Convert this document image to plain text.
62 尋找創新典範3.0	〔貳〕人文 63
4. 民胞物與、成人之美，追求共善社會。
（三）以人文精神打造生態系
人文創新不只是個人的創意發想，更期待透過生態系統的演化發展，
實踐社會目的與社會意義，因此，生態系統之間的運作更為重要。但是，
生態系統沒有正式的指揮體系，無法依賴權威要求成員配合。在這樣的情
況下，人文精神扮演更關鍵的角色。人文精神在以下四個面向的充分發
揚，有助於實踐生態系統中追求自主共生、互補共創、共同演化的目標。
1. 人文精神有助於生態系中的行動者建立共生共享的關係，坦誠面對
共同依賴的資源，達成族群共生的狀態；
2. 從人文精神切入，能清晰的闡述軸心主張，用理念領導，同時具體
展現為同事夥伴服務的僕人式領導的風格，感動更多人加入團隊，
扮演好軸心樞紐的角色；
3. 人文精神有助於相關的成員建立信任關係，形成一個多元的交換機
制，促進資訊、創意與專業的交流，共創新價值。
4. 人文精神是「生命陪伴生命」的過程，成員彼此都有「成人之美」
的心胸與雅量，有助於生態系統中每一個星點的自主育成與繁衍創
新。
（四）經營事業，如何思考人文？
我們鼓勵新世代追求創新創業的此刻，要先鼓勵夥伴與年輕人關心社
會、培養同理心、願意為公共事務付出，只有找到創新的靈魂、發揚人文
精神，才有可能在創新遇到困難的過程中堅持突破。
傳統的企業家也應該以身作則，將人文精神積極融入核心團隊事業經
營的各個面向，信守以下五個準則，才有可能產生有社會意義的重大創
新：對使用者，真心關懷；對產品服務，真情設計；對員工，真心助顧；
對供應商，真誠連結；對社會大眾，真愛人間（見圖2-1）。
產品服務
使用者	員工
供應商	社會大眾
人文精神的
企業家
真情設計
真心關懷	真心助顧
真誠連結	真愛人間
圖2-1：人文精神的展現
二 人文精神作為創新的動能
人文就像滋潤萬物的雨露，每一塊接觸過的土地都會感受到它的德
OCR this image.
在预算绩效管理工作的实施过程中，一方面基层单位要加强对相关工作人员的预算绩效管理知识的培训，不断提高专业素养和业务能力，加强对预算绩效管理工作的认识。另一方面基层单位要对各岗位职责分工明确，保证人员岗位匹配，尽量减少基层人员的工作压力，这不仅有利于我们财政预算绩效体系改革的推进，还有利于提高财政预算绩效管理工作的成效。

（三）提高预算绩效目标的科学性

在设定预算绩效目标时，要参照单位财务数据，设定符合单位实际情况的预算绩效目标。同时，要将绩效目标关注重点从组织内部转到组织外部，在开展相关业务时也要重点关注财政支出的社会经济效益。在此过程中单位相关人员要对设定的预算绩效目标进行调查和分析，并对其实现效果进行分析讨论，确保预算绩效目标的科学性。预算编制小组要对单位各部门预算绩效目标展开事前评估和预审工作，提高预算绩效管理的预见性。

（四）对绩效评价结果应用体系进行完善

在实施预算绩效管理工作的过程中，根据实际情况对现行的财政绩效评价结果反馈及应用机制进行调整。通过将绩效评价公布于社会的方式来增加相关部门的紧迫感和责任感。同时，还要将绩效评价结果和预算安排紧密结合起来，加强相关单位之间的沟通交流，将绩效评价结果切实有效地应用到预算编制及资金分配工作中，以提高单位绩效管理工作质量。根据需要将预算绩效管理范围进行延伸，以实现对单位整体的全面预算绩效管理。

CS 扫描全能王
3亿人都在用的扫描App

◇ ◇ ◇

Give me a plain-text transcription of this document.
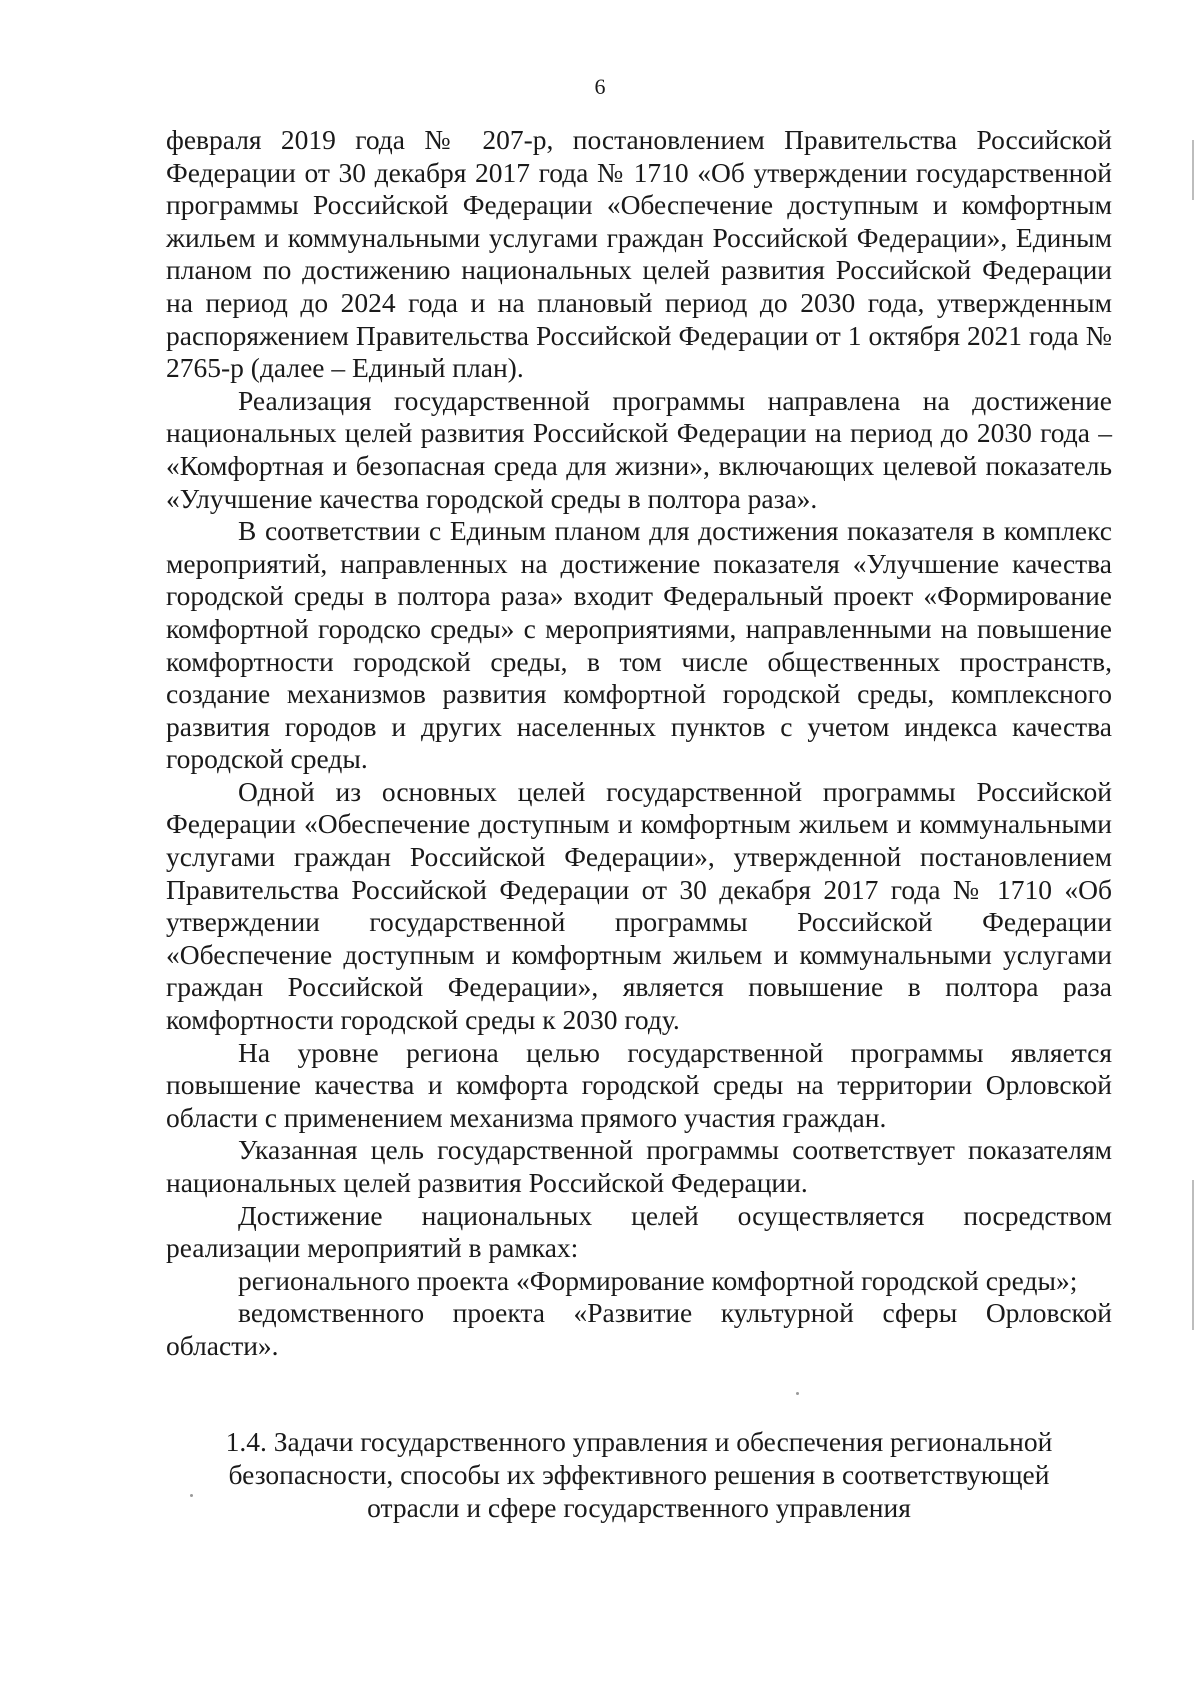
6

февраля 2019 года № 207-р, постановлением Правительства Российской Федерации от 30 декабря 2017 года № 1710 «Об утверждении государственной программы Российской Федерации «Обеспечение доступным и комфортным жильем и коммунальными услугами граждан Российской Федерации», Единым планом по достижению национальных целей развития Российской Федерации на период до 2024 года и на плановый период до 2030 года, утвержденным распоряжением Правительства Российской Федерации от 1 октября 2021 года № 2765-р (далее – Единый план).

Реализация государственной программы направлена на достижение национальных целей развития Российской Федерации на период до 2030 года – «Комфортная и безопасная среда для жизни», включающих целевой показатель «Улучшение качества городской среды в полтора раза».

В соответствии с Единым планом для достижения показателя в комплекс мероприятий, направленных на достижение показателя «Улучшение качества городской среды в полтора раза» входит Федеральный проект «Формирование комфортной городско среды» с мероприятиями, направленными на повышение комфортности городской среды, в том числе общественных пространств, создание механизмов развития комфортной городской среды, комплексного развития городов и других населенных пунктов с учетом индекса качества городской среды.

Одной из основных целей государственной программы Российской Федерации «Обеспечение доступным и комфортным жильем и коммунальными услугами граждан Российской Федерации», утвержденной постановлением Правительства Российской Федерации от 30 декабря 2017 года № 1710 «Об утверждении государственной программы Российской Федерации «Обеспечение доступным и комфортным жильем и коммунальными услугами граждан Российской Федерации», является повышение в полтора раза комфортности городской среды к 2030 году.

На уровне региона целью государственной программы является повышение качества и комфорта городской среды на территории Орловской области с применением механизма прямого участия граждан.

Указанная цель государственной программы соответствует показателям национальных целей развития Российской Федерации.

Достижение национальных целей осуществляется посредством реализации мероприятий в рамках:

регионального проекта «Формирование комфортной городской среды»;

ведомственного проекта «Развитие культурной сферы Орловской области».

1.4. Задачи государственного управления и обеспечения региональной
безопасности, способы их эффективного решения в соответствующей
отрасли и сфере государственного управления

◇ ◇ ◇

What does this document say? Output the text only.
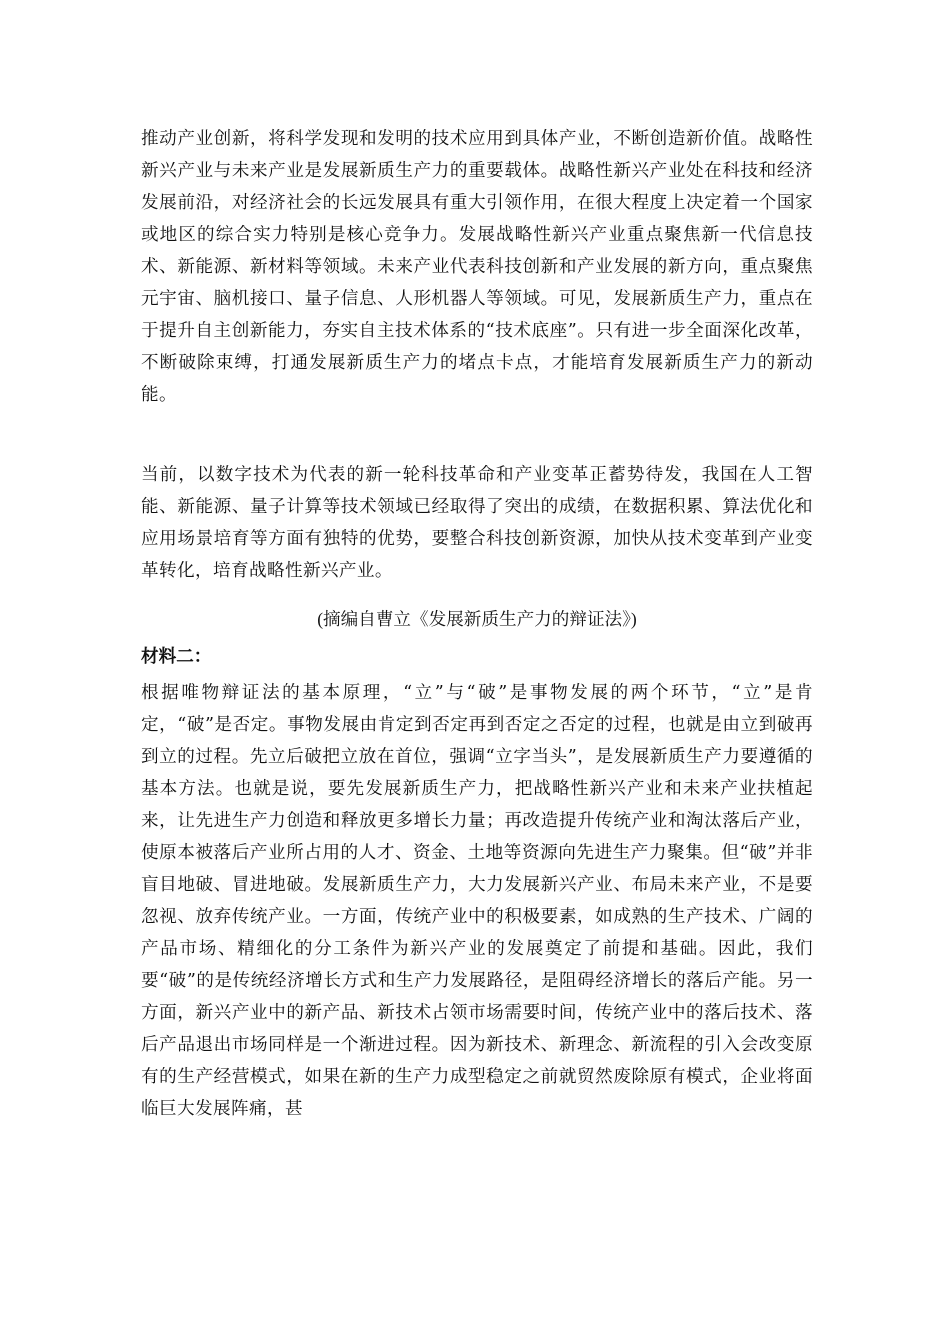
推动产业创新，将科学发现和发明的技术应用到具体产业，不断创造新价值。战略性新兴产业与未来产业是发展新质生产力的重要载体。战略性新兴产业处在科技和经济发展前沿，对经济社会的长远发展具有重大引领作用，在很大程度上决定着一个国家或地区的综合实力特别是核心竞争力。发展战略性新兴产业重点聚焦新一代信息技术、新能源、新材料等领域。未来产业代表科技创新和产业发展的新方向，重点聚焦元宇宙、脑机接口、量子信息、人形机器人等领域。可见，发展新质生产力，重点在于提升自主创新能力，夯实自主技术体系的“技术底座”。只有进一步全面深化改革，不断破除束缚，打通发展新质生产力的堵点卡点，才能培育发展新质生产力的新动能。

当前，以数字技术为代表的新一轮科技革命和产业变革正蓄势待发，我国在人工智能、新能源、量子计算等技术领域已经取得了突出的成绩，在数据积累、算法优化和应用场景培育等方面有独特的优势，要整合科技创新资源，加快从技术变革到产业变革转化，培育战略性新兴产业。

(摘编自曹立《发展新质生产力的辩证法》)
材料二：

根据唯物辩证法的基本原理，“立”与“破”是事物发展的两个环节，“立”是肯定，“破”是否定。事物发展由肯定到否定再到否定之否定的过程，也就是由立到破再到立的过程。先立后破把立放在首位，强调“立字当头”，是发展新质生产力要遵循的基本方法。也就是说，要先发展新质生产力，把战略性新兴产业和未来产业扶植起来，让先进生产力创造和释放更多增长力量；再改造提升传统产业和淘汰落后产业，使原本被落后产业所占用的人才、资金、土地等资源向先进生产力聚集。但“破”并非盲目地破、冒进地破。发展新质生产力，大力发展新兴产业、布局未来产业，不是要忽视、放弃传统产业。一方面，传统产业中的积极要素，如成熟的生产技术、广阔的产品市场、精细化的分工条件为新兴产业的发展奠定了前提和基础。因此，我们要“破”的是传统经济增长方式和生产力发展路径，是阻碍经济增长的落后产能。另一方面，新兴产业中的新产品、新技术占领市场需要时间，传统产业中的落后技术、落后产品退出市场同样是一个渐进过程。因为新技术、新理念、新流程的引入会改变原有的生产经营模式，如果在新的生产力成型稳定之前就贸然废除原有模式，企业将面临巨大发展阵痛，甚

◇ ◇ ◇

* [Given exercise] In the lines above, find each one with "真心關懷" and list it.

* [Task result]
新：對使用者，真心關懷；對產品服務，真情設計；對員工，真心助顧；
真心關懷	真心助顧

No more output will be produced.